**Problem to work on:** Only lines holding the word "Cota" should be copied from the material.

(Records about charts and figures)
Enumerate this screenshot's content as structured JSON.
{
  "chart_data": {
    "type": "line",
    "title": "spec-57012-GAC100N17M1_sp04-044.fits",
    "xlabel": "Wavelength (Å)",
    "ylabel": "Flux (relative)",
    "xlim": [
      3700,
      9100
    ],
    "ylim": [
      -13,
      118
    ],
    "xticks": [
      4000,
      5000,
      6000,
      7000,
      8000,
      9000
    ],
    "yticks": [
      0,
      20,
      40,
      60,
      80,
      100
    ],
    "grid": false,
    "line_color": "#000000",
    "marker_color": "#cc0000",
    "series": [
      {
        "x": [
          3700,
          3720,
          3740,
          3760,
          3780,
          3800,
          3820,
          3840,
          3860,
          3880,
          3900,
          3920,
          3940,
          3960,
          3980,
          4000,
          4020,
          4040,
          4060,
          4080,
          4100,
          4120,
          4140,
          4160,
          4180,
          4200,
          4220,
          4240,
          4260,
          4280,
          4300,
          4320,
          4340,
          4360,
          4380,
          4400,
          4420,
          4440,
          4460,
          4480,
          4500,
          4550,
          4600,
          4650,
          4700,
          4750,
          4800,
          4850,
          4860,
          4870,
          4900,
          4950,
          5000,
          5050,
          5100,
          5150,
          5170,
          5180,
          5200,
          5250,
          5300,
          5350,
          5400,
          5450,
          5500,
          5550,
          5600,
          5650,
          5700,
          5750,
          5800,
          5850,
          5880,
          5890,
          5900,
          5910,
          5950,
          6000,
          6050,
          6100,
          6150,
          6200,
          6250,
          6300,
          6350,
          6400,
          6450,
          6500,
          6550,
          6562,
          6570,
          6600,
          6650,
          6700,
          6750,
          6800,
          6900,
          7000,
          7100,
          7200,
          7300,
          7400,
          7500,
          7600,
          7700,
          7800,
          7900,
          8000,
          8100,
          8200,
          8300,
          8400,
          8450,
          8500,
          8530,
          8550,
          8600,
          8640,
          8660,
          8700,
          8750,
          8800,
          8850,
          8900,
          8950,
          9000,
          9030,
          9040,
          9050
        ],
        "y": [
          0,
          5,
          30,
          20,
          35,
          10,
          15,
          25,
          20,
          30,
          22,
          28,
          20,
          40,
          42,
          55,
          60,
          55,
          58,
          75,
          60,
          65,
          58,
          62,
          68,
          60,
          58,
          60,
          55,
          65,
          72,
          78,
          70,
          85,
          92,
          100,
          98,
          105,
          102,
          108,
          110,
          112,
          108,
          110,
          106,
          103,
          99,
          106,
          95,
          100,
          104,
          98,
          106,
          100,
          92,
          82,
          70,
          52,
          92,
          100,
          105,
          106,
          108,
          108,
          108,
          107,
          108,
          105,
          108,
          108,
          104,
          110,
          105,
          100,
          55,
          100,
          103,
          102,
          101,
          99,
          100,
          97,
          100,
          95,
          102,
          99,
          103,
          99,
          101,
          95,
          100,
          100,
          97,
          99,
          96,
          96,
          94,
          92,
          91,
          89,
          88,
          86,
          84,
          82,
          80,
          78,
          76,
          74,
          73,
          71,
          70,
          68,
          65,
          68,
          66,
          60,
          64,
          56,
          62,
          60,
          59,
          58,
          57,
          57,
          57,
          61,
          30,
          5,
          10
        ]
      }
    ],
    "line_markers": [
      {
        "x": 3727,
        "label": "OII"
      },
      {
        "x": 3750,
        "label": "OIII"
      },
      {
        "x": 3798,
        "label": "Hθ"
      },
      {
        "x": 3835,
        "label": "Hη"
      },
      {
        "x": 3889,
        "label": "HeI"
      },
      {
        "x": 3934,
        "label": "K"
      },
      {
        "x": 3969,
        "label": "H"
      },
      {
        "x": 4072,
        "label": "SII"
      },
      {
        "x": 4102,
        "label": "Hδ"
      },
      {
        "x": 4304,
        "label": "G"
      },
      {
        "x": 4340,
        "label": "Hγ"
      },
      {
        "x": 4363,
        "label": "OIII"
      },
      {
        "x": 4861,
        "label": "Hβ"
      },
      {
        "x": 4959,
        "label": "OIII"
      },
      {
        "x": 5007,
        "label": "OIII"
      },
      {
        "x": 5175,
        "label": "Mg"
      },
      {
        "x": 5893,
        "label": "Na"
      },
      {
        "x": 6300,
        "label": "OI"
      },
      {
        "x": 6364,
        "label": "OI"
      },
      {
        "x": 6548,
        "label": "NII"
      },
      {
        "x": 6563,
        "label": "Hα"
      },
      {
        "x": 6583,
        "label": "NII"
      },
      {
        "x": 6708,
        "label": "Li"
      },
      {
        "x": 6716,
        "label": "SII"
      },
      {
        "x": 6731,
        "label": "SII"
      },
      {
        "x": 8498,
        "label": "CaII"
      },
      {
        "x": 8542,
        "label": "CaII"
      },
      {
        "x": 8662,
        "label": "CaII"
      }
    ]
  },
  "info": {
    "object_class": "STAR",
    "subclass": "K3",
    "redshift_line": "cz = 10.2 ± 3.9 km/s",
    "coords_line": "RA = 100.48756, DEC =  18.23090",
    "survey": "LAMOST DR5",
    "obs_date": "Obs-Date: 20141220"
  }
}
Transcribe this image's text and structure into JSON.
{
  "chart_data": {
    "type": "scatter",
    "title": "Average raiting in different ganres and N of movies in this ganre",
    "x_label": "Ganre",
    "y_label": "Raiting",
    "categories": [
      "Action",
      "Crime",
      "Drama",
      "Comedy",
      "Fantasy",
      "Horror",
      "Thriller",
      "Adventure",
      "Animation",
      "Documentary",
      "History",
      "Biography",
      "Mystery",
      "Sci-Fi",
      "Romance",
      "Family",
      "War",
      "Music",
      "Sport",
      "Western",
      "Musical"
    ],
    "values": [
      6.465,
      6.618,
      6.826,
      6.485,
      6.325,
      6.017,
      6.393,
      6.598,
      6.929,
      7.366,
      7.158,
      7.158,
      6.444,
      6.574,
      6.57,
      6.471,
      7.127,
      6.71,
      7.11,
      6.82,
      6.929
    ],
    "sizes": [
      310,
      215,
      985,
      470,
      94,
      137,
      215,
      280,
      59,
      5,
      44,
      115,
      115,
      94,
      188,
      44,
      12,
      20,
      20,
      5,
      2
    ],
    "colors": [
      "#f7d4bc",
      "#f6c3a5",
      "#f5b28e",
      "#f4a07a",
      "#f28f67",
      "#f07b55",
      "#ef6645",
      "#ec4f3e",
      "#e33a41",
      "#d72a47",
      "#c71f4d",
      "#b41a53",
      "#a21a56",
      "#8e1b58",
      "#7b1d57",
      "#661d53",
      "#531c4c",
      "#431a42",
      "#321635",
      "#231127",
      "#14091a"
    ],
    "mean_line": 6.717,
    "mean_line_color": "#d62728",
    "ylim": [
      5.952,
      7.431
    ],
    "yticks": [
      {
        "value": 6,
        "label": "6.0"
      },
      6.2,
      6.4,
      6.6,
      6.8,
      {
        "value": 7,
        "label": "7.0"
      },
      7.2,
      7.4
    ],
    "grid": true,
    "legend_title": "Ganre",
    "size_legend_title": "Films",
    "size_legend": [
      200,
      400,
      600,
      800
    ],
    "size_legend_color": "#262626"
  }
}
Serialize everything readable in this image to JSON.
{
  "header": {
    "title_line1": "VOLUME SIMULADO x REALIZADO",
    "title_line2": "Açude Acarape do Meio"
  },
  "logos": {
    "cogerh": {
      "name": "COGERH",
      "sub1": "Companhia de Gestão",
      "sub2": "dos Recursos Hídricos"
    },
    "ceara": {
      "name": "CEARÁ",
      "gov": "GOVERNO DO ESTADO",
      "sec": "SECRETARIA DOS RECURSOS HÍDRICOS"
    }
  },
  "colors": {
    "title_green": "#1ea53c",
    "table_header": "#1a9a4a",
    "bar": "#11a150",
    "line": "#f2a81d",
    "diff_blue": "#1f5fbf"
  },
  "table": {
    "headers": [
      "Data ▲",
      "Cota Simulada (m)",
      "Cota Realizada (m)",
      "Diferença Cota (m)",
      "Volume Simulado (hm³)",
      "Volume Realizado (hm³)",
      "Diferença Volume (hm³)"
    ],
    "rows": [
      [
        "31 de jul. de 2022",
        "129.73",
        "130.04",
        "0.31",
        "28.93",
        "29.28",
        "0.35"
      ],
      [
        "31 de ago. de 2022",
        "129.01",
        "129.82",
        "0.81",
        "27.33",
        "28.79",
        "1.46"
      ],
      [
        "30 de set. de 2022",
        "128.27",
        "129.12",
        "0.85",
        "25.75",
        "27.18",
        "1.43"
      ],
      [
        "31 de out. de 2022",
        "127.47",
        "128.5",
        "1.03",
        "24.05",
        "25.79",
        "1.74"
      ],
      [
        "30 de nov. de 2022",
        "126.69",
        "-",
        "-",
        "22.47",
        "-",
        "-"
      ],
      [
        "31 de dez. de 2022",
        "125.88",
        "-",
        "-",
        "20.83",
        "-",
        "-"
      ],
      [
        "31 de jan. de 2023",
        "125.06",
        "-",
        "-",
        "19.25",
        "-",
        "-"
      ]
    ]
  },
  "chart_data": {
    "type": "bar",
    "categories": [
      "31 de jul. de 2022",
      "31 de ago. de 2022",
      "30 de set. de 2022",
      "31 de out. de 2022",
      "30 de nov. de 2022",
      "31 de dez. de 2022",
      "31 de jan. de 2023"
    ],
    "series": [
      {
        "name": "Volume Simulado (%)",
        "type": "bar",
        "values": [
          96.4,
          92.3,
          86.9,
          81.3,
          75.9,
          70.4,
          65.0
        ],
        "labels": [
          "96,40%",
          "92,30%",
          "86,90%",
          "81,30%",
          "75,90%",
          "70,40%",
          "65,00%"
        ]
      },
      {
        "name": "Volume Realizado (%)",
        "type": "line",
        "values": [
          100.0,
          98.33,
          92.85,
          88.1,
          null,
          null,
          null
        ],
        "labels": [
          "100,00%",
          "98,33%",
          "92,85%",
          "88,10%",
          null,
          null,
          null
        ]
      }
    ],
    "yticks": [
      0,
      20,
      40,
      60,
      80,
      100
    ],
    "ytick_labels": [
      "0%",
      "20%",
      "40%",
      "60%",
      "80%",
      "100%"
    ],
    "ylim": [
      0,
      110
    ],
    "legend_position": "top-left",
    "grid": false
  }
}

**Task solution:**
      "Cota Simulada (m)",
      "Cota Realizada (m)",
      "Diferença Cota (m)",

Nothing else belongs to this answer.